───── Input material ─────

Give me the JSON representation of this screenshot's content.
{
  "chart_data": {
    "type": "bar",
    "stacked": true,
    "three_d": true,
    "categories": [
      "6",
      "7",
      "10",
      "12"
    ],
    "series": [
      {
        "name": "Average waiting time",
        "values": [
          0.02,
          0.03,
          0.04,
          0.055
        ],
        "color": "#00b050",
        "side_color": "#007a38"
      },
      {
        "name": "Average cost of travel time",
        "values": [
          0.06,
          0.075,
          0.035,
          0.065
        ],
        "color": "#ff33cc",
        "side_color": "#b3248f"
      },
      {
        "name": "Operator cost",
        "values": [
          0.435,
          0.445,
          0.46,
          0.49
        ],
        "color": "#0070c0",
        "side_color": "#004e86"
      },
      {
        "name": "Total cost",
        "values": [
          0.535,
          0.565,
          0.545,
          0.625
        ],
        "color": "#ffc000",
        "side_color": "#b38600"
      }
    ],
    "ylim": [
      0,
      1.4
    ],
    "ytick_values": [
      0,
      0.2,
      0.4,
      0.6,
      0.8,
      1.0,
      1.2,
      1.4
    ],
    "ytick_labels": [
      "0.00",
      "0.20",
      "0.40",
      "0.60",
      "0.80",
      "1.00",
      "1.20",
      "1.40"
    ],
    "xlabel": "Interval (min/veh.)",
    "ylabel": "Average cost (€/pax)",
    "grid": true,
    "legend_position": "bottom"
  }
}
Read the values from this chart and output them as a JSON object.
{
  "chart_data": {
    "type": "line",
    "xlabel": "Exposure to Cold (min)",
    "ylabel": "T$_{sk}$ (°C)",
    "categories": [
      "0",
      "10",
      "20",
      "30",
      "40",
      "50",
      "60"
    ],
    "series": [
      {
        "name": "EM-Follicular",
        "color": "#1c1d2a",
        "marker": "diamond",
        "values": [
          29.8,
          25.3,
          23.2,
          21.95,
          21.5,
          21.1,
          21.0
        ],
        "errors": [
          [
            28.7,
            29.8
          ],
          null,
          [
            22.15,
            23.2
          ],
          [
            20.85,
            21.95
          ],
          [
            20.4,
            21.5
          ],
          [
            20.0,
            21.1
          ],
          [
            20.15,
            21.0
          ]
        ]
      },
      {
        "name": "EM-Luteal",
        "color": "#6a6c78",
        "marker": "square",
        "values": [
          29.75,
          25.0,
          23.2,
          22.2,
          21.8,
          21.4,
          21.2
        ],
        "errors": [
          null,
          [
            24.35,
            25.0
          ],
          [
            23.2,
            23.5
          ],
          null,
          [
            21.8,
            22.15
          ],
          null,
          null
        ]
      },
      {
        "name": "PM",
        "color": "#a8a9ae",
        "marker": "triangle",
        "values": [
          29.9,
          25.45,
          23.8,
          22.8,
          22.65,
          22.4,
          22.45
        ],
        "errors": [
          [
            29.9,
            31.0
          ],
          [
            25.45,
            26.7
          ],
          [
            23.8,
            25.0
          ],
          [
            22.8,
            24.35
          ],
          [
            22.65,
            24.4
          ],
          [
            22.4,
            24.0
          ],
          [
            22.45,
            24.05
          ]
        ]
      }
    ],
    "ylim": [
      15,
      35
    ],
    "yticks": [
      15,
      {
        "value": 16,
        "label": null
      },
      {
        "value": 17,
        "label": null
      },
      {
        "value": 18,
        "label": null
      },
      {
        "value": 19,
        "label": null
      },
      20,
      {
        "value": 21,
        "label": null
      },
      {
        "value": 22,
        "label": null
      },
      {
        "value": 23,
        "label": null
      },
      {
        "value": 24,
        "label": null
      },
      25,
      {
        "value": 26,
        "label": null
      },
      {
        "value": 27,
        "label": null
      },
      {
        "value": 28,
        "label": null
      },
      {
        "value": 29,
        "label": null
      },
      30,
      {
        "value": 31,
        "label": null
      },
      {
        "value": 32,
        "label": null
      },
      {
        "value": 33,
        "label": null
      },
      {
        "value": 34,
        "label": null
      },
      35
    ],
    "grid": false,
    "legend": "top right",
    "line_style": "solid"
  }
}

─────

**Requirement**
Output the records above in their entirety, exactly.

**Output for this exercise**
Give me the JSON representation of this screenshot's content.
{
  "chart_data": {
    "type": "bar",
    "stacked": true,
    "three_d": true,
    "categories": [
      "6",
      "7",
      "10",
      "12"
    ],
    "series": [
      {
        "name": "Average waiting time",
        "values": [
          0.02,
          0.03,
          0.04,
          0.055
        ],
        "color": "#00b050",
        "side_color": "#007a38"
      },
      {
        "name": "Average cost of travel time",
        "values": [
          0.06,
          0.075,
          0.035,
          0.065
        ],
        "color": "#ff33cc",
        "side_color": "#b3248f"
      },
      {
        "name": "Operator cost",
        "values": [
          0.435,
          0.445,
          0.46,
          0.49
        ],
        "color": "#0070c0",
        "side_color": "#004e86"
      },
      {
        "name": "Total cost",
        "values": [
          0.535,
          0.565,
          0.545,
          0.625
        ],
        "color": "#ffc000",
        "side_color": "#b38600"
      }
    ],
    "ylim": [
      0,
      1.4
    ],
    "ytick_values": [
      0,
      0.2,
      0.4,
      0.6,
      0.8,
      1.0,
      1.2,
      1.4
    ],
    "ytick_labels": [
      "0.00",
      "0.20",
      "0.40",
      "0.60",
      "0.80",
      "1.00",
      "1.20",
      "1.40"
    ],
    "xlabel": "Interval (min/veh.)",
    "ylabel": "Average cost (€/pax)",
    "grid": true,
    "legend_position": "bottom"
  }
}
Read the values from this chart and output them as a JSON object.
{
  "chart_data": {
    "type": "line",
    "xlabel": "Exposure to Cold (min)",
    "ylabel": "T$_{sk}$ (°C)",
    "categories": [
      "0",
      "10",
      "20",
      "30",
      "40",
      "50",
      "60"
    ],
    "series": [
      {
        "name": "EM-Follicular",
        "color": "#1c1d2a",
        "marker": "diamond",
        "values": [
          29.8,
          25.3,
          23.2,
          21.95,
          21.5,
          21.1,
          21.0
        ],
        "errors": [
          [
            28.7,
            29.8
          ],
          null,
          [
            22.15,
            23.2
          ],
          [
            20.85,
            21.95
          ],
          [
            20.4,
            21.5
          ],
          [
            20.0,
            21.1
          ],
          [
            20.15,
            21.0
          ]
        ]
      },
      {
        "name": "EM-Luteal",
        "color": "#6a6c78",
        "marker": "square",
        "values": [
          29.75,
          25.0,
          23.2,
          22.2,
          21.8,
          21.4,
          21.2
        ],
        "errors": [
          null,
          [
            24.35,
            25.0
          ],
          [
            23.2,
            23.5
          ],
          null,
          [
            21.8,
            22.15
          ],
          null,
          null
        ]
      },
      {
        "name": "PM",
        "color": "#a8a9ae",
        "marker": "triangle",
        "values": [
          29.9,
          25.45,
          23.8,
          22.8,
          22.65,
          22.4,
          22.45
        ],
        "errors": [
          [
            29.9,
            31.0
          ],
          [
            25.45,
            26.7
          ],
          [
            23.8,
            25.0
          ],
          [
            22.8,
            24.35
          ],
          [
            22.65,
            24.4
          ],
          [
            22.4,
            24.0
          ],
          [
            22.45,
            24.05
          ]
        ]
      }
    ],
    "ylim": [
      15,
      35
    ],
    "yticks": [
      15,
      {
        "value": 16,
        "label": null
      },
      {
        "value": 17,
        "label": null
      },
      {
        "value": 18,
        "label": null
      },
      {
        "value": 19,
        "label": null
      },
      20,
      {
        "value": 21,
        "label": null
      },
      {
        "value": 22,
        "label": null
      },
      {
        "value": 23,
        "label": null
      },
      {
        "value": 24,
        "label": null
      },
      25,
      {
        "value": 26,
        "label": null
      },
      {
        "value": 27,
        "label": null
      },
      {
        "value": 28,
        "label": null
      },
      {
        "value": 29,
        "label": null
      },
      30,
      {
        "value": 31,
        "label": null
      },
      {
        "value": 32,
        "label": null
      },
      {
        "value": 33,
        "label": null
      },
      {
        "value": 34,
        "label": null
      },
      35
    ],
    "grid": false,
    "legend": "top right",
    "line_style": "solid"
  }
}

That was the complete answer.